┌─ EXCERPTED TEXT

@GCAndProud
The reason why I said let is.....when i brought my wedding dress my gran was shopping so her being closer i went to this friends. She was excited i tried on the dress and her mum turned pointed at my tummy and said to myself you will have to do something about that. She told her mum that was rude. So why cant she say that to her partner?
My husband goes out cycling with him and others and they have had a go at him for his behaviour. Last time he ranted off at a elderly couple that had mistakenly taken the cycle lane as a short cut. Not just my husband apologised to them for him. Because such a strong reaction wasn't needed.
Ive tried ignoring her monthly message but she will not let it go. Is this a cry for help or what? Does she feel a bit guilty?
...Now this week...
He has told my husband that she isn't allowed out without the kids as he will not look after them. She is accepting his resistance to look after the kids. The reason why my husband is stepping in as I pointed out post birth she has just been stressed. All she does is shout at her partner through a phone and she admitted thats what her relationship is now. After that she got diagnoised with depression . And when I put together a few signs that are assoiated with a partner being to controlling and low self esteem. My husband felt it would be nice up keep up the friendship and asked him whats going on.

└─
┌─ DATASET EXCERPTS

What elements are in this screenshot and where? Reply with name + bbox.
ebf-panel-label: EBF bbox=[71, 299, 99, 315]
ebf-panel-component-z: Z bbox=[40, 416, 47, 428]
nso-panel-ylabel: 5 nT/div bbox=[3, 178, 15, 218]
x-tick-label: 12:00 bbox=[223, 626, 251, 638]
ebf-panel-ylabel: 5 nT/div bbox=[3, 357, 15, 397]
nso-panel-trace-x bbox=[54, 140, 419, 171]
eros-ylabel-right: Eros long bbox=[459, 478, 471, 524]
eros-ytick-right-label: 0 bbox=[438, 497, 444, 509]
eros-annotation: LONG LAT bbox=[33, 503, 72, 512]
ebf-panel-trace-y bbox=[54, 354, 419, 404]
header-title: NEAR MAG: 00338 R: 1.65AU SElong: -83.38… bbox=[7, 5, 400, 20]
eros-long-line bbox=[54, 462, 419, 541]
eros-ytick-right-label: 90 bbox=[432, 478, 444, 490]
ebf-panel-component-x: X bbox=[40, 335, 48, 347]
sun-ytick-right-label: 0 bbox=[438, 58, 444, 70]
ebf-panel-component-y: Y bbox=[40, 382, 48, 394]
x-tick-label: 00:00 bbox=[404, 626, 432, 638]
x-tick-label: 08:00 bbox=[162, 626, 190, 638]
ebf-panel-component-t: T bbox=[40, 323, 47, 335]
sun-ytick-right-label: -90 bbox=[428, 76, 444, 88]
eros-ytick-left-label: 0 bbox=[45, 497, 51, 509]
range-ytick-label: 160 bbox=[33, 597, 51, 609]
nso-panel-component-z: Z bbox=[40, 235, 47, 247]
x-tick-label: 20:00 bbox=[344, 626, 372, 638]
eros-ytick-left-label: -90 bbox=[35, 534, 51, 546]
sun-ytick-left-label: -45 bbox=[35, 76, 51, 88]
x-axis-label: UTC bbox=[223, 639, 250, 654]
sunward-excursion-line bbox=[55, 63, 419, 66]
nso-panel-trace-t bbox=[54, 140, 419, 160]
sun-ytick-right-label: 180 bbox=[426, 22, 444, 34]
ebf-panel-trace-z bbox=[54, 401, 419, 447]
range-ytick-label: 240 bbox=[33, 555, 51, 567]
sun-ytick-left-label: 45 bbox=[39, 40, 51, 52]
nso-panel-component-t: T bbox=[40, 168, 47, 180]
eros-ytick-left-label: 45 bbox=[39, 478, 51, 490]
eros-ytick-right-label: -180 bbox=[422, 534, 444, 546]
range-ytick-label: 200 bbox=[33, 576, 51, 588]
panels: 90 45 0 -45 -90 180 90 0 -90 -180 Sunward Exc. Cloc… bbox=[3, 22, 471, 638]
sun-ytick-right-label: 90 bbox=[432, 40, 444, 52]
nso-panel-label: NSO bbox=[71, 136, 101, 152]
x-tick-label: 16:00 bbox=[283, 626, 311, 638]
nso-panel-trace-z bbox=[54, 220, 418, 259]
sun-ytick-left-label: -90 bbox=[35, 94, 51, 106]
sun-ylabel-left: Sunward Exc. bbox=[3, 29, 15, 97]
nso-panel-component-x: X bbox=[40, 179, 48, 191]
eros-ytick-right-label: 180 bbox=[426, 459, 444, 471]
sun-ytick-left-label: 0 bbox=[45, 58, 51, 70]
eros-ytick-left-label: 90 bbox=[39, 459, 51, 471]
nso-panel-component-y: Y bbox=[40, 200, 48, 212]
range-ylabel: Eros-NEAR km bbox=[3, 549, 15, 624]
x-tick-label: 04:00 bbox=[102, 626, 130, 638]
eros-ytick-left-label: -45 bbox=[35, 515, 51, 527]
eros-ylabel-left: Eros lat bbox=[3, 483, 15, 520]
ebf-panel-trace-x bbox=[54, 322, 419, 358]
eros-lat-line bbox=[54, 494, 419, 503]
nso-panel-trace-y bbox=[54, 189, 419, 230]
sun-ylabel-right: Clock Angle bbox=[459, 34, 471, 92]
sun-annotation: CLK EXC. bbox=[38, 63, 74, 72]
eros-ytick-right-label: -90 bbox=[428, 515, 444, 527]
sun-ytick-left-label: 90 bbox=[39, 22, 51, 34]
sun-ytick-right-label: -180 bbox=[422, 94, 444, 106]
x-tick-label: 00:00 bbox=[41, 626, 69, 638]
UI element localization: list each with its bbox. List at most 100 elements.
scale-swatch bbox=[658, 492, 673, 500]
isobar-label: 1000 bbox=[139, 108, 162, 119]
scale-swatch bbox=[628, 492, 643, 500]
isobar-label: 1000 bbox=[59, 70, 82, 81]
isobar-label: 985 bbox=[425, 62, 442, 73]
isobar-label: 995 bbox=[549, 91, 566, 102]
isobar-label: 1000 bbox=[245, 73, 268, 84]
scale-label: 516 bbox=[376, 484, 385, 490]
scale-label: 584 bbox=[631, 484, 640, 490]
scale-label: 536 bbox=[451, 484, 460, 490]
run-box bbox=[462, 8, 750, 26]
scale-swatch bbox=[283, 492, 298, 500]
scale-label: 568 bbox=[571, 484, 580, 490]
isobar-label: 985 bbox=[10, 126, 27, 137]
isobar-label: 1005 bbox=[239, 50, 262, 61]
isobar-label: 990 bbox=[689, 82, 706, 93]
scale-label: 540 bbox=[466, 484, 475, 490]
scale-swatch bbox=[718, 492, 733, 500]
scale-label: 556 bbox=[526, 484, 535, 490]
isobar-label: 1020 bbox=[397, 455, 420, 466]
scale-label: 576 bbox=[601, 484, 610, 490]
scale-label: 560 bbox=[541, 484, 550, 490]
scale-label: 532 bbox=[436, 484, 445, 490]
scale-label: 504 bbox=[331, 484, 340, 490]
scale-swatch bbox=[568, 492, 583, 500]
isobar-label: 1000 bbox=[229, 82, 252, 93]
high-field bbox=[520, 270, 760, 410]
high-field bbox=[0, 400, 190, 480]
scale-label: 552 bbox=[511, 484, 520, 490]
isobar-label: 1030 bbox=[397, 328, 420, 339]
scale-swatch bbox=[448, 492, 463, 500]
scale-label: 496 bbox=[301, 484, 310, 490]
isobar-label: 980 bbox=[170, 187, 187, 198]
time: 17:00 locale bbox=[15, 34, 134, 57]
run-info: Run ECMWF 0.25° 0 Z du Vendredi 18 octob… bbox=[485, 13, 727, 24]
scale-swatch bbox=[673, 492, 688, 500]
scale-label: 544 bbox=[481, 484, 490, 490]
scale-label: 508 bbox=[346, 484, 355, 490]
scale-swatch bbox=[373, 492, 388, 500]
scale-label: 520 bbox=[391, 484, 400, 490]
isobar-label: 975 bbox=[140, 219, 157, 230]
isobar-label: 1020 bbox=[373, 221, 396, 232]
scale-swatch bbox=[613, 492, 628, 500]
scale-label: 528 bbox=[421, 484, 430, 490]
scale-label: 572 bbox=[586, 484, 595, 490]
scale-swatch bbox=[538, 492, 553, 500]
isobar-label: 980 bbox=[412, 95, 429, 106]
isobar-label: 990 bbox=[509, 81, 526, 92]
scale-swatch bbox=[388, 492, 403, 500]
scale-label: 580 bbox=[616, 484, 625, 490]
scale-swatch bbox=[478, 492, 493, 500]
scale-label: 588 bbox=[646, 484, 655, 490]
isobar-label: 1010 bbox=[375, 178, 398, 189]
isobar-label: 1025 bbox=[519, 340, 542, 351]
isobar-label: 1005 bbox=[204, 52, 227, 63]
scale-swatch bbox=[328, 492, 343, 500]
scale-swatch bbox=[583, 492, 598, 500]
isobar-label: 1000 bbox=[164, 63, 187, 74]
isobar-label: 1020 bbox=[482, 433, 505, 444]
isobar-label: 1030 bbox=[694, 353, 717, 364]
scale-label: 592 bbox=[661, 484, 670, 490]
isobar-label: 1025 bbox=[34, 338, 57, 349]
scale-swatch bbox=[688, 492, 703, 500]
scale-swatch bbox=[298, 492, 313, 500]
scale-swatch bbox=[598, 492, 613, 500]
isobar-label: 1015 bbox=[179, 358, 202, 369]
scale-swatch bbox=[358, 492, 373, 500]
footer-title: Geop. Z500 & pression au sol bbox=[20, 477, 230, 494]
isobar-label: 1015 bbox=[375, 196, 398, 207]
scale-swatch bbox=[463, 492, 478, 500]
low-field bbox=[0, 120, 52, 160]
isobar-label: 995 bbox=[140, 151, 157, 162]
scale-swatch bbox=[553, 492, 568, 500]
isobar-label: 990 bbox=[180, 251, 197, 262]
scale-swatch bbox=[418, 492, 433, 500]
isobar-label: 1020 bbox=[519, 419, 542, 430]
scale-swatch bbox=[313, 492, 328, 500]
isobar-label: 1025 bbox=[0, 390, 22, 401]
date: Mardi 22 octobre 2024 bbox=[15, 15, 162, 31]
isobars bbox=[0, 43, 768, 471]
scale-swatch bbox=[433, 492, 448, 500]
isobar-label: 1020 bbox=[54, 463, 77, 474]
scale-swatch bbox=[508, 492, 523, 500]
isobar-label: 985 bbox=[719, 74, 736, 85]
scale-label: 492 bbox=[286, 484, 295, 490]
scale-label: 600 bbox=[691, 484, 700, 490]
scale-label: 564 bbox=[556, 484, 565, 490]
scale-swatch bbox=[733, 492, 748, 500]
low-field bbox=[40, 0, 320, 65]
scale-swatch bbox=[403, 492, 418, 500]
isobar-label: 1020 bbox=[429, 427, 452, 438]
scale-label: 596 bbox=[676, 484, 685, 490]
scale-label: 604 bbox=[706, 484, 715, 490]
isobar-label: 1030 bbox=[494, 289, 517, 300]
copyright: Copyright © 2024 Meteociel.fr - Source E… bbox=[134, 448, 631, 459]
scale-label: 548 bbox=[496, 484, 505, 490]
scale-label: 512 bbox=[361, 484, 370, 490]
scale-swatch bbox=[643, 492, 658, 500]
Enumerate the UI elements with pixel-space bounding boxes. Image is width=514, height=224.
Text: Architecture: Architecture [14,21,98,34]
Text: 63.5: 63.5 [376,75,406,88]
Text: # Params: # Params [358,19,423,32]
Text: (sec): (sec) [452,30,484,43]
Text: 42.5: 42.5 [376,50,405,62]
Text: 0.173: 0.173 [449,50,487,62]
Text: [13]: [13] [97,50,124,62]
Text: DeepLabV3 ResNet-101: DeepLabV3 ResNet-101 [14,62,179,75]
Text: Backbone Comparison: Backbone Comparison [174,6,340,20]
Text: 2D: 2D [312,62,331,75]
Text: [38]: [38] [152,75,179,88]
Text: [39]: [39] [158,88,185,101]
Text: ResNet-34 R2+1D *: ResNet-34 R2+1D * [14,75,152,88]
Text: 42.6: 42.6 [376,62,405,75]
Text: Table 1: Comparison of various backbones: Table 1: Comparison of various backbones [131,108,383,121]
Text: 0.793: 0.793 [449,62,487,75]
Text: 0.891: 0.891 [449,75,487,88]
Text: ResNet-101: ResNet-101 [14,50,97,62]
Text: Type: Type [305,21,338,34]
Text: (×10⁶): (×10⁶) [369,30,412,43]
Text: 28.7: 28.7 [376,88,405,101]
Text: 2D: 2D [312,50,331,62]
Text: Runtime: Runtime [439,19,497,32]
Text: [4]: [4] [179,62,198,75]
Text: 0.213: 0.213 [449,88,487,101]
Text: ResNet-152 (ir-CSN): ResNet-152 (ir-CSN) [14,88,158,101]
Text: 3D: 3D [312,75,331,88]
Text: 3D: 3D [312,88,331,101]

└─

PARTS OF THE EXERCISE:
1. Retype the part of the forum post starting at "My husband goes" and ending at "a bit guilty?".
2. Using the forum post, say whether each statement agrees with it, answering yes or no and quoting the deciding words: (a) The elderly couple had used the cycle lane as a short cut. (b) The writer's husband goes cycling alone. (c) The writer has tried ignoring a monthly message.
3. Answer from the forum post:
(a) Who was shopping when the writer bought the wedding dress?
(b) What did the elderly couple use as a short cut?
(c) How often does the message the writer tried ignoring arrive?

EXERCISE RESULTS:
1.
My husband goes out cycling with him and others and they have had a go at him for his behaviour. Last time he ranted off at a elderly couple that had mistakenly taken the cycle lane as a short cut. Not just my husband apologised to them for him. Because such a strong reaction wasn't needed.
Ive tried ignoring her monthly message but she will not let it go. Is this a cry for help or what? Does she feel a bit guilty?

2.
(a) Yes: "ranted off at a elderly couple that had mistakenly taken the cycle lane as a short cut"
(b) No: "My husband goes out cycling with him and others"
(c) Yes: "Ive tried ignoring her monthly message"

3.
(a) The writer's gran.
(b) The cycle lane.
(c) Monthly.